#### [REQUIRED TASKS]
1) Decide whether each statement below agrees with the passage on the Columbus Blue Jackets' ticket sales. Answer yes or no for each, quoting the words of the passage that settle it.
(a) Blue Jackets season ticket sales have dropped 24.5 percent from the same point a year earlier.
(b) Head coach Ken Hitchcock kept his job after the team's poor season.
(c) The figures on ticket sales were reported by the Columbus Dispatch.
2) Extend the passage on the Columbus Blue Jackets' falling ticket sales, picking up right after its last sentence.

A fan holds a sign against the glass in front of Columbus Blue Jackets’ Fedor Tyutin (51) of Russia, during the warmup of Game 4 of a first-round NHL hockey playoff series against the Detroit Red Wings, Thursday, April 23, 2009, in Columbus, Ohio. (AP Photo/Terry Gilliam)

AP

After making a surprising (if fruitless) run to the playoffs during the 2008-09 season, the Columbus Blue Jackets had a disastrous campaign last year. It cost them their hard-driving head coach Ken Hitchcock and apparently had a Battlefield Earth-like effect on their ticket sales.

The Columbus Dispatch reports that Blue Jackets season ticket sales are down a whopping 24.5 percent from this time last year, a free fall that could be attributed to the team’s mammoth letdown last season.

The Blue Jackets are still feeling the affects of arguably their most disappointing season in franchise history.

#### [DATA PROVIDED]
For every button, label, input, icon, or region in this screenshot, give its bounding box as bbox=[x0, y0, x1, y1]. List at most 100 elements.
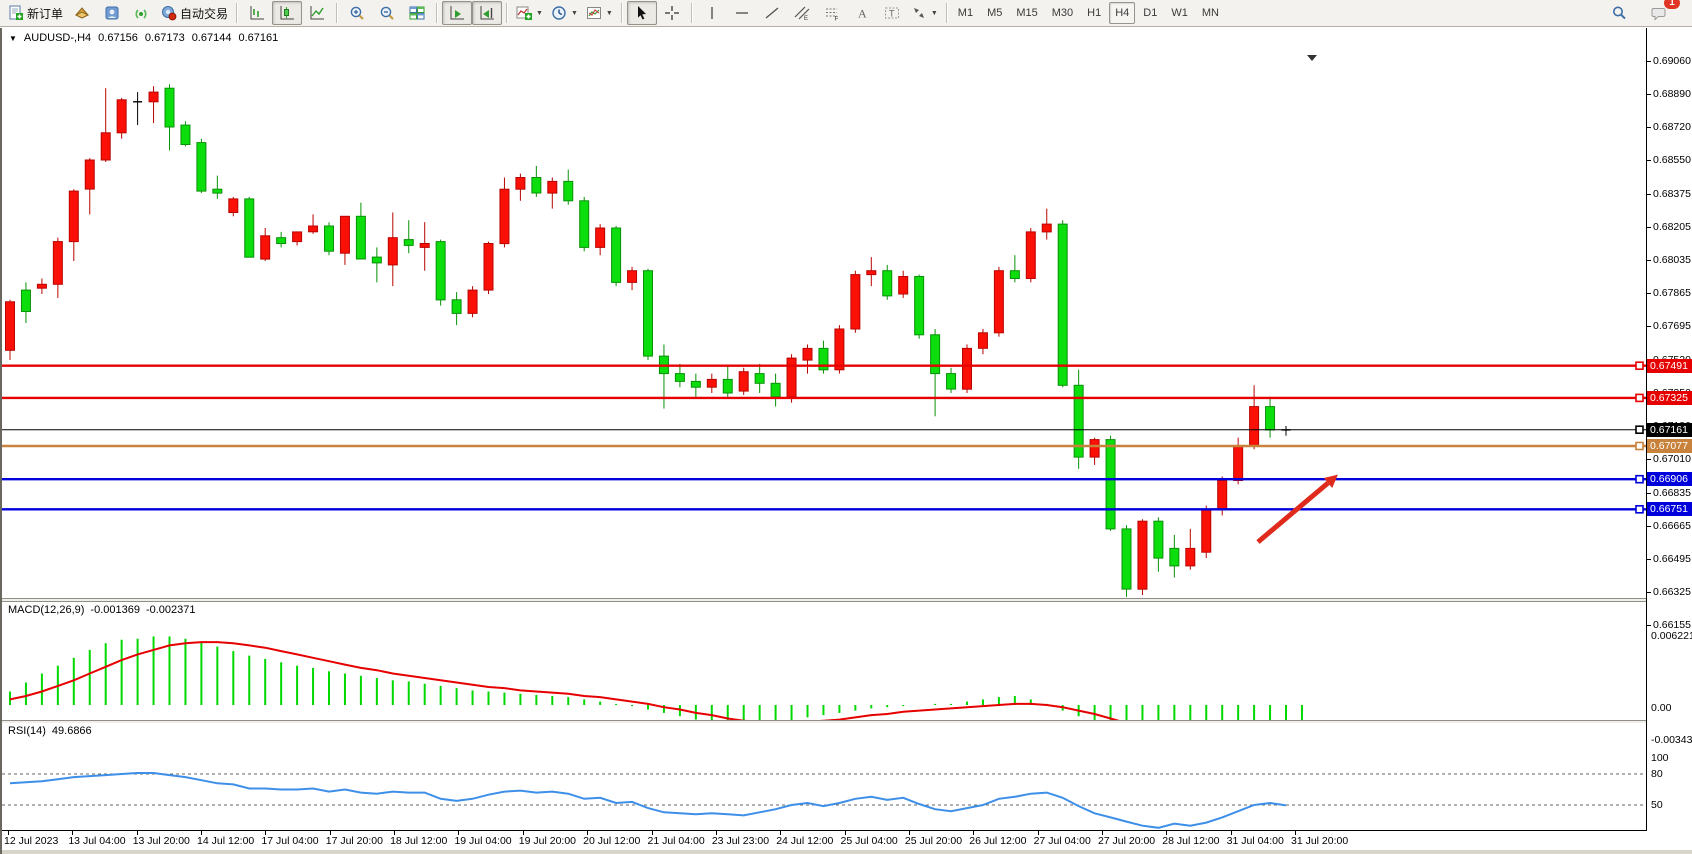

#### [RESPONSES TO THE EXERCISE]
1)
(a) Yes: "Blue Jackets season ticket sales are down a whopping 24.5 percent from this time last year"
(b) No: "It cost them their hard-driving head coach Ken Hitchcock"
(c) Yes: "The Columbus Dispatch reports"

2)
The club confirmed to the Dispatch its season ticket sales are down 24.5 percent from a year ago. The organization has sold 7,700 season subscriptions to date -- or 2,500 fewer than last year.

[snip]

A year ago, Jackets’ season-ticket sales spiked for the first time since the 2001-02 season. They also increased corporate sponsorship at a time many sports franchises were losing revenue from that source.

“When we made the playoffs, it’s like it was going to erupt here,” Umberger said. “It’s up to us to get it back to that.”

It probably doesn’t help much that the team really didn’t add anyone significant via unrestricted free agency. Aside from hiring new head coach Scott Arniel, is there anything the organization can point to as a reason why the team will be significantly improved next season? (“The return of Nikita Filatov” probably won’t resonate with casual fans.)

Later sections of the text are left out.